Give only the number of lines in the records below that contain the word "CERRA".

Recorded data

■ ■ ■

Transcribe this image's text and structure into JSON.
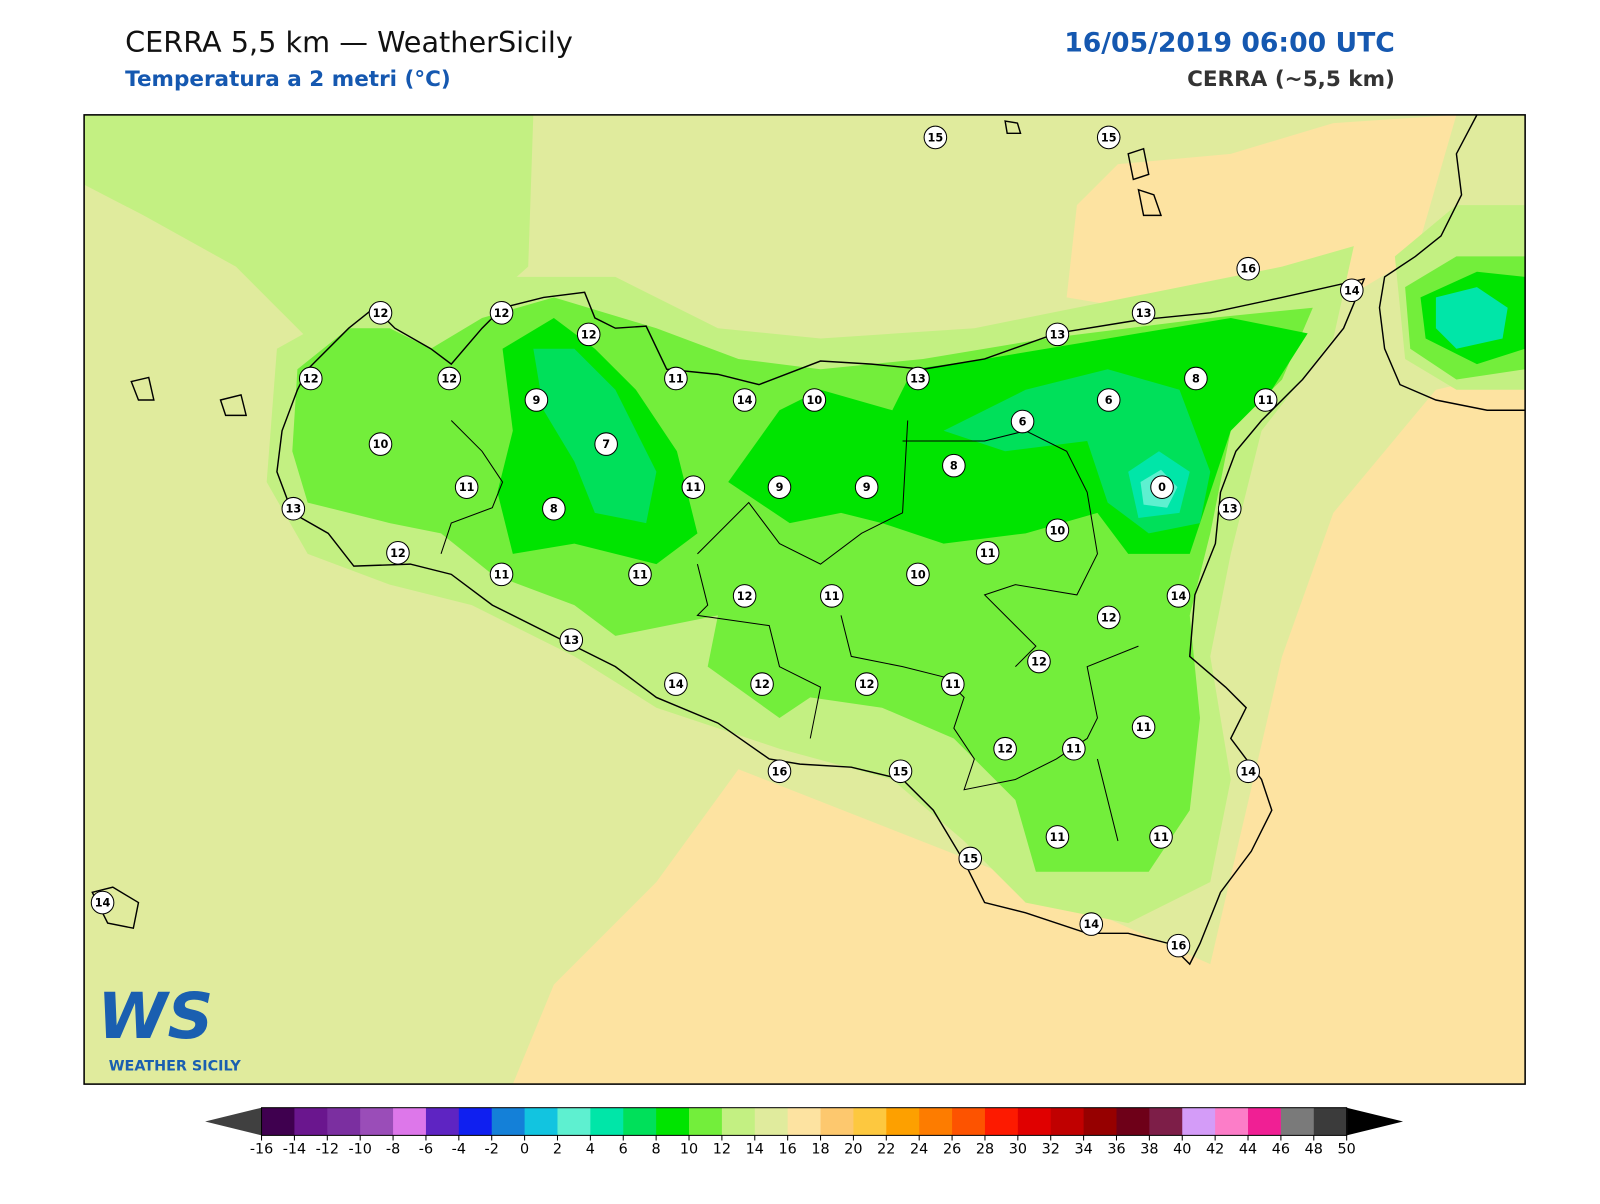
{
  "header": {
    "title": "CERRA 5,5 km — WeatherSicily",
    "subtitle": "Temperatura a 2 metri (°C)",
    "date": "16/05/2019 06:00 UTC",
    "model": "CERRA (~5,5 km)"
  },
  "logo": {
    "mark": "WS",
    "name": "WEATHER SICILY"
  },
  "stations": [
    15,
    15,
    16,
    14,
    12,
    12,
    12,
    13,
    13,
    12,
    12,
    11,
    13,
    8,
    9,
    14,
    10,
    6,
    11,
    6,
    10,
    7,
    8,
    11,
    11,
    9,
    9,
    0,
    13,
    8,
    13,
    10,
    12,
    11,
    11,
    11,
    10,
    12,
    11,
    14,
    12,
    13,
    12,
    14,
    12,
    12,
    11,
    11,
    12,
    11,
    16,
    15,
    14,
    11,
    11,
    15,
    14,
    14,
    16
  ],
  "colorbar": {
    "ticks": [
      -16,
      -14,
      -12,
      -10,
      -8,
      -6,
      -4,
      -2,
      0,
      2,
      4,
      6,
      8,
      10,
      12,
      14,
      16,
      18,
      20,
      22,
      24,
      26,
      28,
      30,
      32,
      34,
      36,
      38,
      40,
      42,
      44,
      46,
      48,
      50
    ],
    "colors": [
      "#3f004f",
      "#6a168e",
      "#7b2fa0",
      "#9a4db8",
      "#dd77ea",
      "#5e24c2",
      "#0f1ff0",
      "#1480d8",
      "#12c4e0",
      "#5ef0d0",
      "#00e6a8",
      "#00e05a",
      "#00e400",
      "#73ee3b",
      "#c3f082",
      "#e0eb9d",
      "#fde3a1",
      "#fdc86e",
      "#fdc83f",
      "#fda000",
      "#fd7c00",
      "#fd5300",
      "#fd1a00",
      "#e00000",
      "#c00000",
      "#960000",
      "#6e0018",
      "#7d1e48",
      "#d49cf8",
      "#fc7dc8",
      "#f01f94",
      "#7a7a7a",
      "#3b3b3b"
    ],
    "under_color": "#404040",
    "over_color": "#000000"
  }
}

■ ■ ■

▶ [TASK ANSWER] 2